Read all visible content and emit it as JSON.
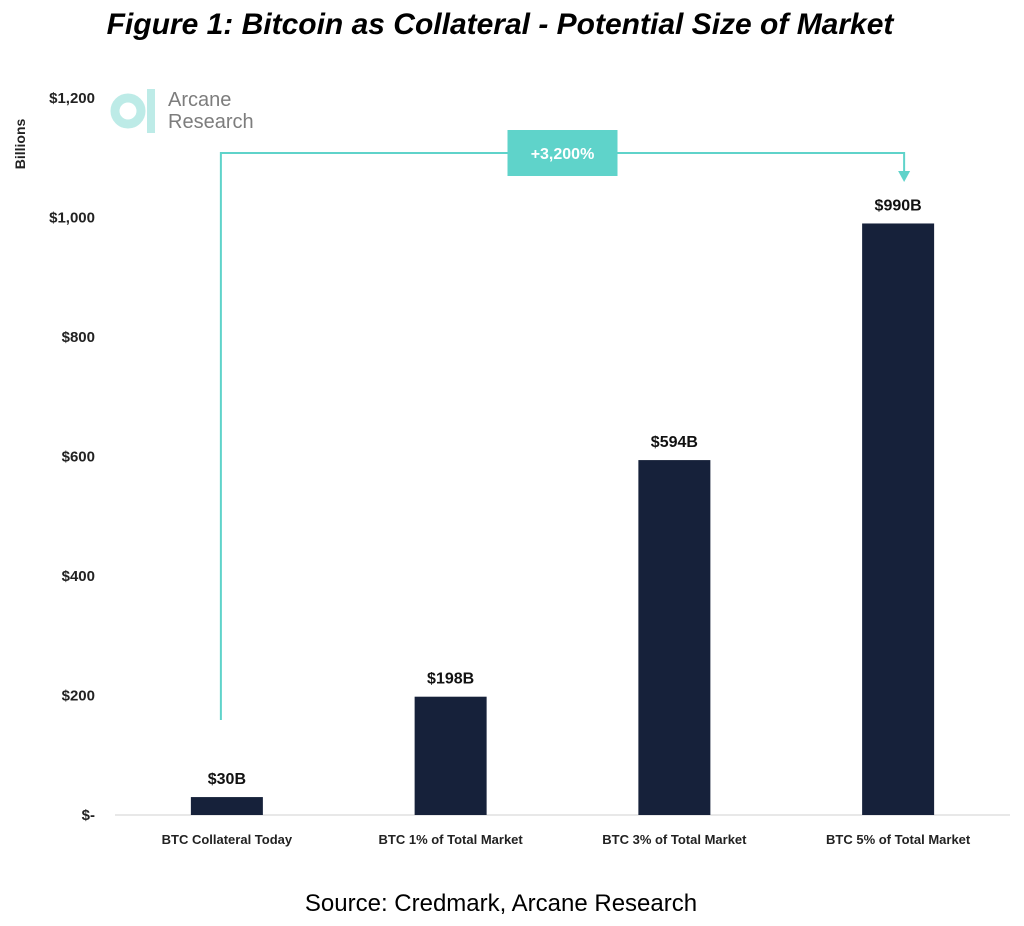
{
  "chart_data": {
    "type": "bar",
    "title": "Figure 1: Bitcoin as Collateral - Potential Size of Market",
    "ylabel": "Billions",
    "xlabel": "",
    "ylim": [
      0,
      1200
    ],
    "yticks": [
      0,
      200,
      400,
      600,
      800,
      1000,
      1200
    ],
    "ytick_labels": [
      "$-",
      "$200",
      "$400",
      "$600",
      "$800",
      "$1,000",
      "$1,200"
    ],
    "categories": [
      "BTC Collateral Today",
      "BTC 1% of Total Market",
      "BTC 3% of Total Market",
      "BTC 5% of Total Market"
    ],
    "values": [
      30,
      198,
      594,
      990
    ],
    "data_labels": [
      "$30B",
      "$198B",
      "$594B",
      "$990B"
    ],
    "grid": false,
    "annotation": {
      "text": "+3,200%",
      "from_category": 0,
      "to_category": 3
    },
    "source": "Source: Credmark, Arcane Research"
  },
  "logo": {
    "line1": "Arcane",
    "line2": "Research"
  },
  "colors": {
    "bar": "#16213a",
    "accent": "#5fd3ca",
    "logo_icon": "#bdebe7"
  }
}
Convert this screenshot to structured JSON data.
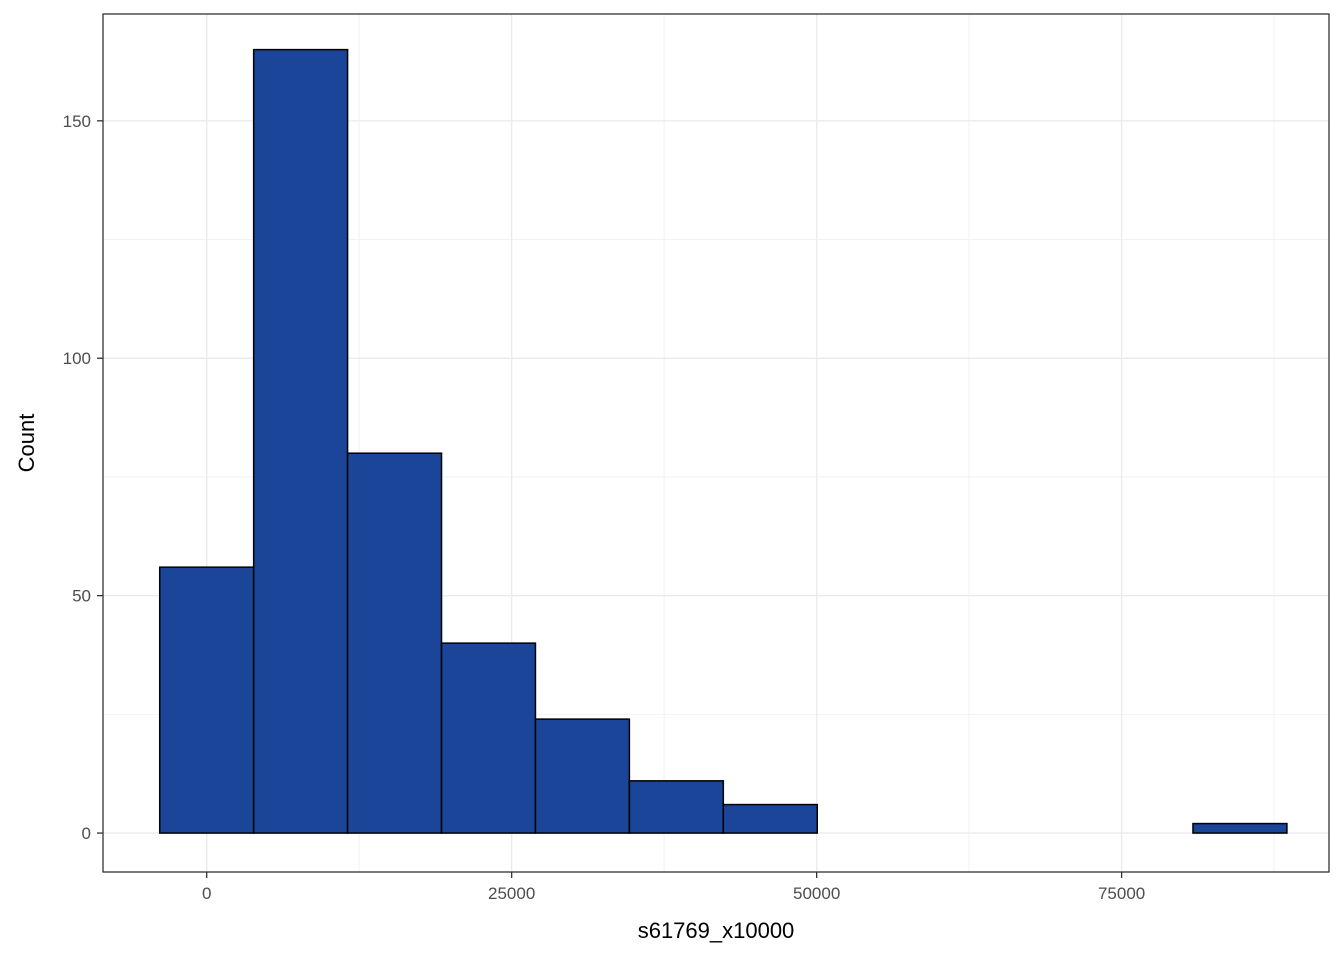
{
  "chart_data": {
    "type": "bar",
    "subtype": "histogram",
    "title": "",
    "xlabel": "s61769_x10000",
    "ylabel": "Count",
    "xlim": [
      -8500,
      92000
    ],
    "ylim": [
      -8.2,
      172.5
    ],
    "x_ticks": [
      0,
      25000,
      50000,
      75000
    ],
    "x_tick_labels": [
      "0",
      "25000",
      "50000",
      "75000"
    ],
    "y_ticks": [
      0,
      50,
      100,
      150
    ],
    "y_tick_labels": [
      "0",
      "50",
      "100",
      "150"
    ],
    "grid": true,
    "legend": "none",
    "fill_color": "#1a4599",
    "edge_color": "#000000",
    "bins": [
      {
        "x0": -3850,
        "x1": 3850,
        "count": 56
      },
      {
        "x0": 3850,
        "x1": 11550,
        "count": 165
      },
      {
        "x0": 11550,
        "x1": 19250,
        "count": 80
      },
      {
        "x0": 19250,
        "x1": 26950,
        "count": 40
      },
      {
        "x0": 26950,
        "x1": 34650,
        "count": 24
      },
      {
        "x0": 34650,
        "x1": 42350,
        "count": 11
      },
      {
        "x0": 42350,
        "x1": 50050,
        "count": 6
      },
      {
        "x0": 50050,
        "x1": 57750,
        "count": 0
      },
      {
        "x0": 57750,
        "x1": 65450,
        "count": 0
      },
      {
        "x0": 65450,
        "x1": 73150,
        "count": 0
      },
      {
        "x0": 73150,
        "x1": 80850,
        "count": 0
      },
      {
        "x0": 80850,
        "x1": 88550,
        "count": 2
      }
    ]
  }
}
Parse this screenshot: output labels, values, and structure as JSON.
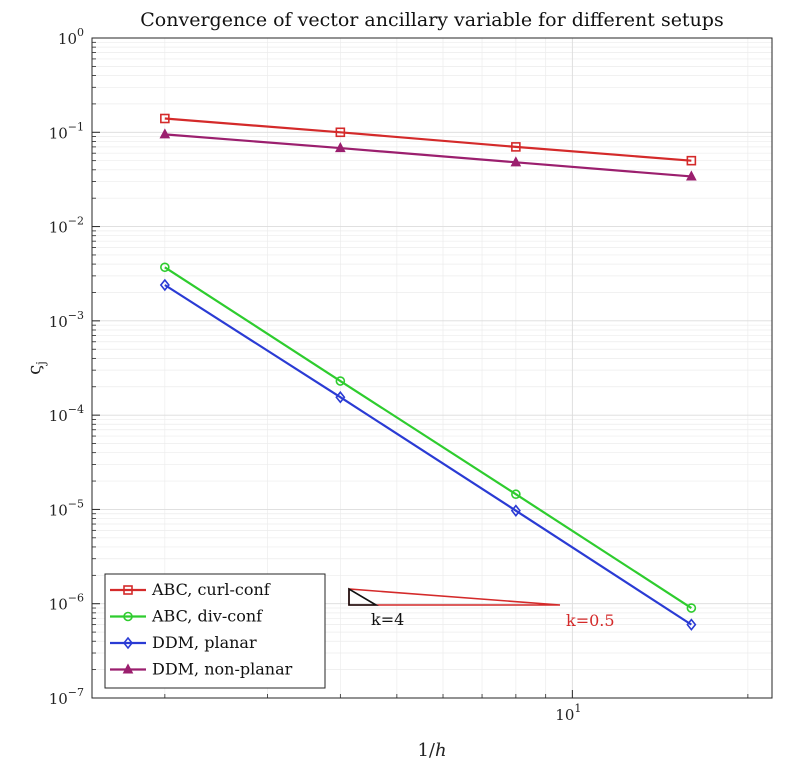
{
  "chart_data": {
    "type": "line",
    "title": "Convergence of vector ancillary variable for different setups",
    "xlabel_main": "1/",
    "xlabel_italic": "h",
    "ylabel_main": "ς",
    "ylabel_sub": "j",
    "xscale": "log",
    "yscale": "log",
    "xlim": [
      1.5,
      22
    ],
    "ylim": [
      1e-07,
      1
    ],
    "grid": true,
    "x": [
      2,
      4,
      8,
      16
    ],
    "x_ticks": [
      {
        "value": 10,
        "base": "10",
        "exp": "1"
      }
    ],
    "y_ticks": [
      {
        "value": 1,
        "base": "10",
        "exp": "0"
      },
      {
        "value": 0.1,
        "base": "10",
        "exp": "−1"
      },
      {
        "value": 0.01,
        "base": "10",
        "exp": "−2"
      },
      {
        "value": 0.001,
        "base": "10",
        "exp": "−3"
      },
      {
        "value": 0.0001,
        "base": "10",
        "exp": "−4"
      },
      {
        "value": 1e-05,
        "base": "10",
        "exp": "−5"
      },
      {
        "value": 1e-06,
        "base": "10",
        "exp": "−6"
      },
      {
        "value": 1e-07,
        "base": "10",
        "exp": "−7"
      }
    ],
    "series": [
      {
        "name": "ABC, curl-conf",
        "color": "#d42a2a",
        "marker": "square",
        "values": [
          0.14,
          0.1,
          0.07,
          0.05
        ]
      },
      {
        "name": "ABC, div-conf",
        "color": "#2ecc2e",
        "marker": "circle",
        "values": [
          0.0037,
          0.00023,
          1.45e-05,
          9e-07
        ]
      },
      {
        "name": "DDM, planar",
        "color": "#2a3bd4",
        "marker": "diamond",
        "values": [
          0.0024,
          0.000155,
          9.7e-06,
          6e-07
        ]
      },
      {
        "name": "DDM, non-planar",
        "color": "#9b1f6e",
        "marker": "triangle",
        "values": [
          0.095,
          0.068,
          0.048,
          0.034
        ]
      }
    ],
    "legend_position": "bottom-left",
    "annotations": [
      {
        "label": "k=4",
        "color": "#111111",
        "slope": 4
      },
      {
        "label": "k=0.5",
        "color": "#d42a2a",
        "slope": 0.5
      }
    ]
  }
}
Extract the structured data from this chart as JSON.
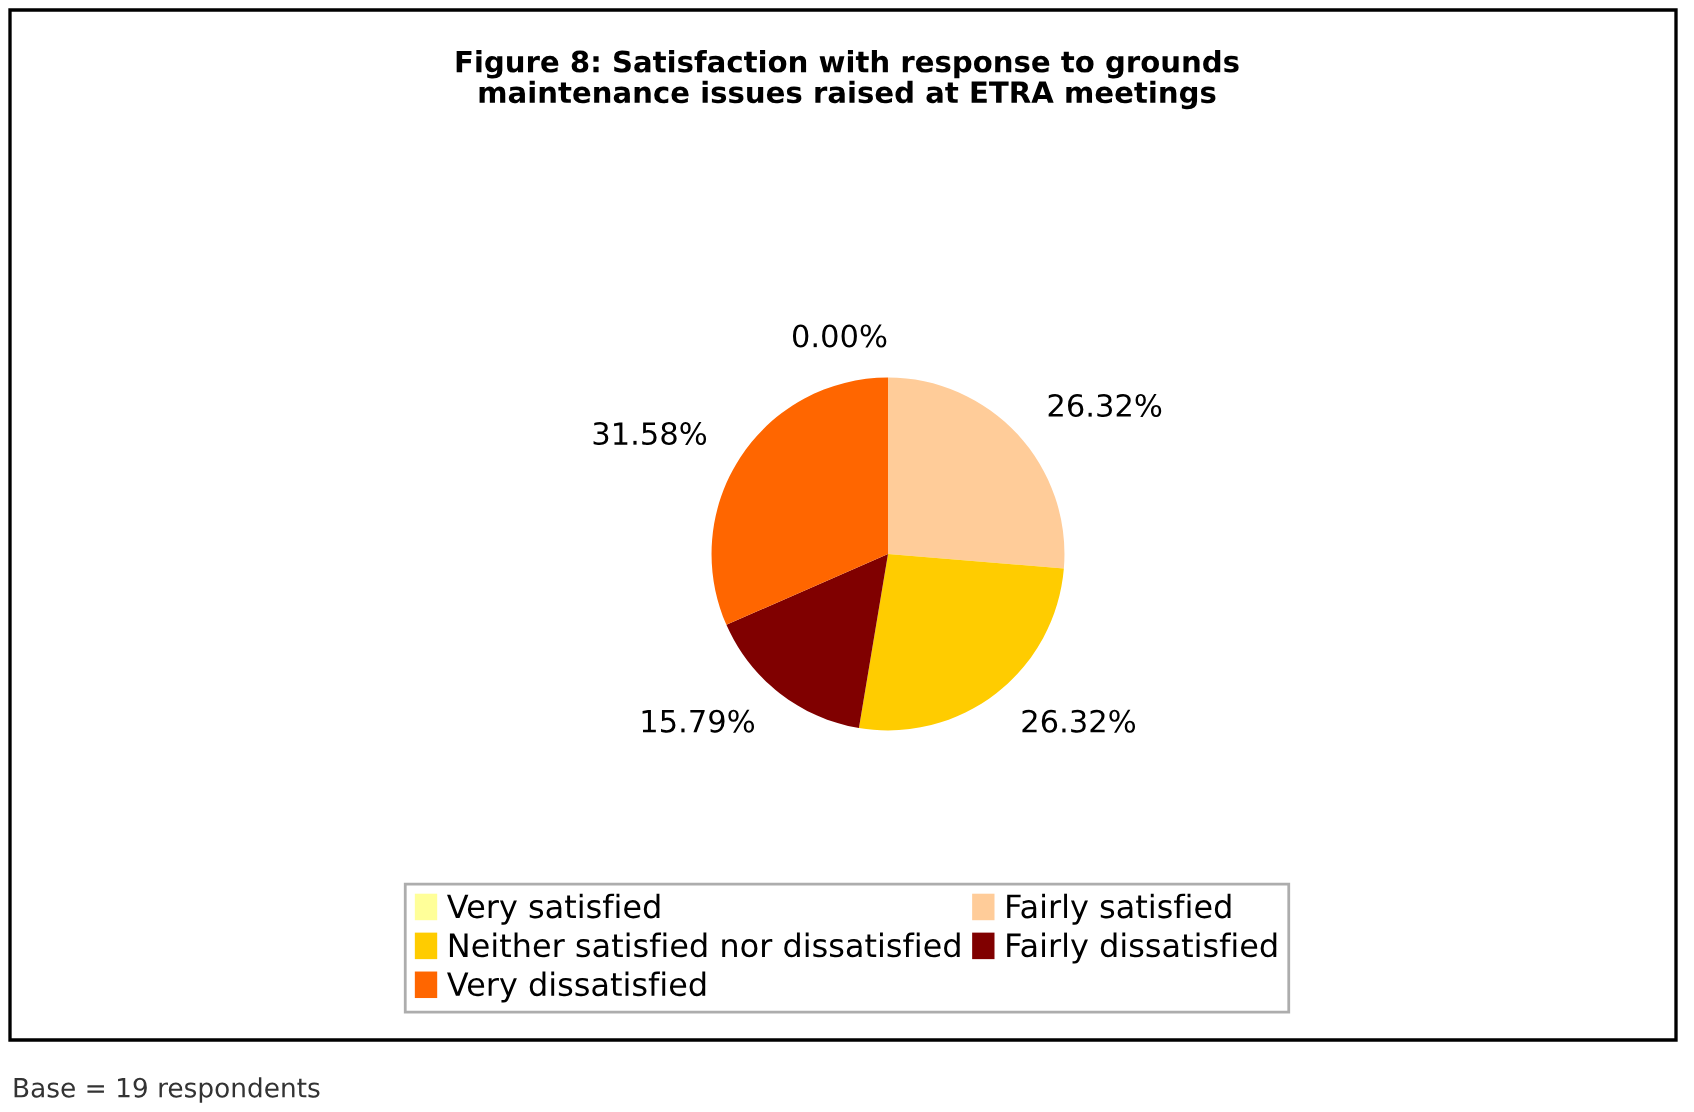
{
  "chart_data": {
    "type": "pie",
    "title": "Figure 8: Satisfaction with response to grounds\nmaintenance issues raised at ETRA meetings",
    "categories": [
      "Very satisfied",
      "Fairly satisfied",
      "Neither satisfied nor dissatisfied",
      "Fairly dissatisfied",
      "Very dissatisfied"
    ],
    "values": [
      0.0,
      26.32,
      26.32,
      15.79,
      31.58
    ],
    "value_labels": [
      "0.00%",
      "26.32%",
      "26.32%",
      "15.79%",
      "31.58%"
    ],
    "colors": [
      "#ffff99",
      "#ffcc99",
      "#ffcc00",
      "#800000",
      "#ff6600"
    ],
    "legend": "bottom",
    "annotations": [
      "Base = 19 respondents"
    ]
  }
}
☆ ☆ ☆ ☆ ☆
### Requirements
Give the number of lines in the entries above that include the string "bottom". No other output is expected.

### Answer below
2